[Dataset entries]

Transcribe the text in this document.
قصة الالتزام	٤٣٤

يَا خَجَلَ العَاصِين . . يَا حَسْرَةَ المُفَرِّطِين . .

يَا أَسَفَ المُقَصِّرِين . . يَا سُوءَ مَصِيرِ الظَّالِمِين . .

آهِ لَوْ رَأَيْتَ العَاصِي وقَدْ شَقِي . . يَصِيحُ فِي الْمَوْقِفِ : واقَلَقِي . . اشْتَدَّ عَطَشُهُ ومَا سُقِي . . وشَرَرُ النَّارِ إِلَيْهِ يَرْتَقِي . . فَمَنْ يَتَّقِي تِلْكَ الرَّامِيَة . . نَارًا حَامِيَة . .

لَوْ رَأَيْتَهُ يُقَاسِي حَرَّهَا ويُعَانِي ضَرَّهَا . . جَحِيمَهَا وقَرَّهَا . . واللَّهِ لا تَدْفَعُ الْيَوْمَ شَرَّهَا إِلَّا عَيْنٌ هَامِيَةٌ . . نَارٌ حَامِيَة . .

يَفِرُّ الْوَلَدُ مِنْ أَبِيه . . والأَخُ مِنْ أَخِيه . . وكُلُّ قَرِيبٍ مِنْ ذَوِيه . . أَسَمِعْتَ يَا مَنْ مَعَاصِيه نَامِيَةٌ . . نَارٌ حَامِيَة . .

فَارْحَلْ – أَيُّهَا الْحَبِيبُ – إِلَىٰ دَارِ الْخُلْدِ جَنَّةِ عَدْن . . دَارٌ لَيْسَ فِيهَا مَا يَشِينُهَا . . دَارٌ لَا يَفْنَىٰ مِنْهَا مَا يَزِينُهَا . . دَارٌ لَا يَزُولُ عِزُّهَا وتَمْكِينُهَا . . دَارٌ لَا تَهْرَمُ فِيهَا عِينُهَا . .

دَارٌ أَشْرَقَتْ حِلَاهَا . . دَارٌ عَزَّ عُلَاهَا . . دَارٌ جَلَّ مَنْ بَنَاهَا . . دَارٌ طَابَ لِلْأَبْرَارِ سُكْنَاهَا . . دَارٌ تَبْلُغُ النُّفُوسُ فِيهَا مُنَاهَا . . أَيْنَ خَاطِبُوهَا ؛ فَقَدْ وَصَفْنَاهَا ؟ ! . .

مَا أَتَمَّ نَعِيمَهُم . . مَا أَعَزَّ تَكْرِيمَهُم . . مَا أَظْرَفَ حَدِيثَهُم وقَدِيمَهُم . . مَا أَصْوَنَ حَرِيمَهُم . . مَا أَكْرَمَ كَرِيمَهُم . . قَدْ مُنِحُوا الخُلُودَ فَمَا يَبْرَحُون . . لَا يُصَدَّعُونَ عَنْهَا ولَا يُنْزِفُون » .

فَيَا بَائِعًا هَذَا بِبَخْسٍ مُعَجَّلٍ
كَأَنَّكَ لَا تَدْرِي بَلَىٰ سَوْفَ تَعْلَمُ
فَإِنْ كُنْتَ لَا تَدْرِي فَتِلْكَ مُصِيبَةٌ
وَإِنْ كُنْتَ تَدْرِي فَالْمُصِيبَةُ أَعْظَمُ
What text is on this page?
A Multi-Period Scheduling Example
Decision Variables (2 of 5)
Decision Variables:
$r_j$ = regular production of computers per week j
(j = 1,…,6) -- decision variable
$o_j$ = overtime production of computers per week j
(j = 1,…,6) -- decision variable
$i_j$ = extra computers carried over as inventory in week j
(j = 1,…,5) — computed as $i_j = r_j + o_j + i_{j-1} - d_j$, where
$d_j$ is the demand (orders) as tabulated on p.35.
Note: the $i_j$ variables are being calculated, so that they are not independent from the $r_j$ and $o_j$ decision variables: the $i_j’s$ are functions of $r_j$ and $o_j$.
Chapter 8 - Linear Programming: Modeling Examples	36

§ Problem to solve
Pick out each line above that includes "computers" and show it.

§ Solution to this task
$r_j$ = regular production of computers per week j
$o_j$ = overtime production of computers per week j
$i_j$ = extra computers carried over as inventory in week j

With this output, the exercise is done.